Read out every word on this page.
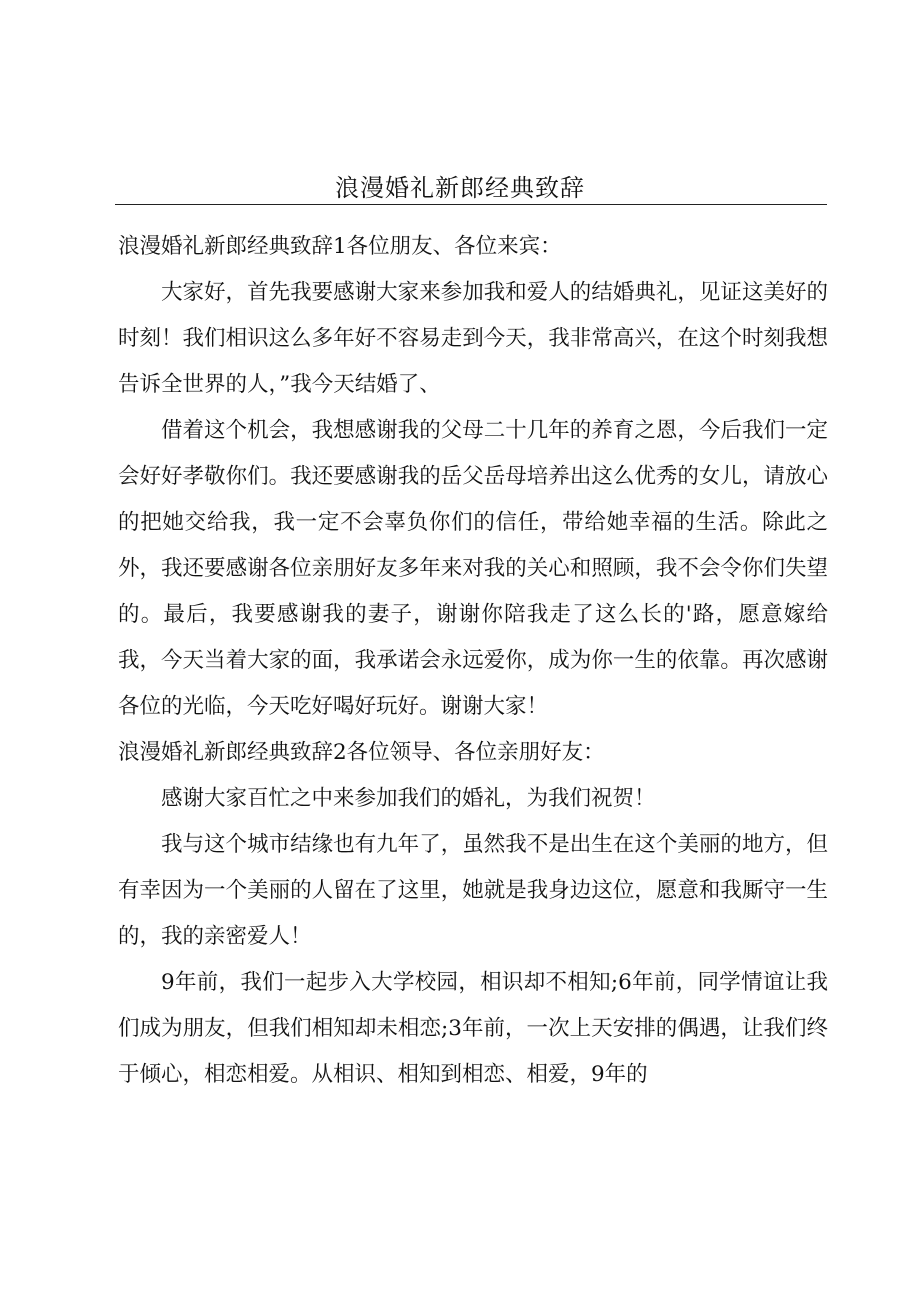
浪漫婚礼新郎经典致辞

浪漫婚礼新郎经典致辞1各位朋友、各位来宾：

大家好，首先我要感谢大家来参加我和爱人的结婚典礼，见证这美好的时刻！我们相识这么多年好不容易走到今天，我非常高兴，在这个时刻我想告诉全世界的人，”我今天结婚了、

借着这个机会，我想感谢我的父母二十几年的养育之恩，今后我们一定会好好孝敬你们。我还要感谢我的岳父岳母培养出这么优秀的女儿，请放心的把她交给我，我一定不会辜负你们的信任，带给她幸福的生活。除此之外，我还要感谢各位亲朋好友多年来对我的关心和照顾，我不会令你们失望的。最后，我要感谢我的妻子，谢谢你陪我走了这么长的'路，愿意嫁给我，今天当着大家的面，我承诺会永远爱你，成为你一生的依靠。再次感谢各位的光临，今天吃好喝好玩好。谢谢大家！

浪漫婚礼新郎经典致辞2各位领导、各位亲朋好友：

感谢大家百忙之中来参加我们的婚礼，为我们祝贺！

我与这个城市结缘也有九年了，虽然我不是出生在这个美丽的地方，但有幸因为一个美丽的人留在了这里，她就是我身边这位，愿意和我厮守一生的，我的亲密爱人！

9年前，我们一起步入大学校园，相识却不相知;6年前，同学情谊让我们成为朋友，但我们相知却未相恋;3年前，一次上天安排的偶遇，让我们终于倾心，相恋相爱。从相识、相知到相恋、相爱，9年的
----
Do not copy the pictures, but repeat every line exactly.

Read out every word on this page.
浪漫婚礼新郎经典致辞

浪漫婚礼新郎经典致辞1各位朋友、各位来宾：

大家好，首先我要感谢大家来参加我和爱人的结婚典礼，见证这美好的时刻！我们相识这么多年好不容易走到今天，我非常高兴，在这个时刻我想告诉全世界的人，”我今天结婚了、

借着这个机会，我想感谢我的父母二十几年的养育之恩，今后我们一定会好好孝敬你们。我还要感谢我的岳父岳母培养出这么优秀的女儿，请放心的把她交给我，我一定不会辜负你们的信任，带给她幸福的生活。除此之外，我还要感谢各位亲朋好友多年来对我的关心和照顾，我不会令你们失望的。最后，我要感谢我的妻子，谢谢你陪我走了这么长的'路，愿意嫁给我，今天当着大家的面，我承诺会永远爱你，成为你一生的依靠。再次感谢各位的光临，今天吃好喝好玩好。谢谢大家！

浪漫婚礼新郎经典致辞2各位领导、各位亲朋好友：

感谢大家百忙之中来参加我们的婚礼，为我们祝贺！

我与这个城市结缘也有九年了，虽然我不是出生在这个美丽的地方，但有幸因为一个美丽的人留在了这里，她就是我身边这位，愿意和我厮守一生的，我的亲密爱人！

9年前，我们一起步入大学校园，相识却不相知;6年前，同学情谊让我们成为朋友，但我们相知却未相恋;3年前，一次上天安排的偶遇，让我们终于倾心，相恋相爱。从相识、相知到相恋、相爱，9年的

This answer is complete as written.